> **Task details**
Restate the records below word for word.
───── Input material ─────
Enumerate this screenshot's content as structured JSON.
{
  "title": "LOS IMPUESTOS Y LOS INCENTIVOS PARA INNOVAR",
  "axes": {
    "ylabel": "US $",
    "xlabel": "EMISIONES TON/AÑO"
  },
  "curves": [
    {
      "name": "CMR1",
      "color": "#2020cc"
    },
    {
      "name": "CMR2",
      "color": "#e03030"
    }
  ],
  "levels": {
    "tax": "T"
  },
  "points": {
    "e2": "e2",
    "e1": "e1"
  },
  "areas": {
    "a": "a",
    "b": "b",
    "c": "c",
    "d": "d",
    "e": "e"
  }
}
─────
> **Complete answer**
Enumerate this screenshot's content as structured JSON.
{
  "title": "LOS IMPUESTOS Y LOS INCENTIVOS PARA INNOVAR",
  "axes": {
    "ylabel": "US $",
    "xlabel": "EMISIONES TON/AÑO"
  },
  "curves": [
    {
      "name": "CMR1",
      "color": "#2020cc"
    },
    {
      "name": "CMR2",
      "color": "#e03030"
    }
  ],
  "levels": {
    "tax": "T"
  },
  "points": {
    "e2": "e2",
    "e1": "e1"
  },
  "areas": {
    "a": "a",
    "b": "b",
    "c": "c",
    "d": "d",
    "e": "e"
  }
}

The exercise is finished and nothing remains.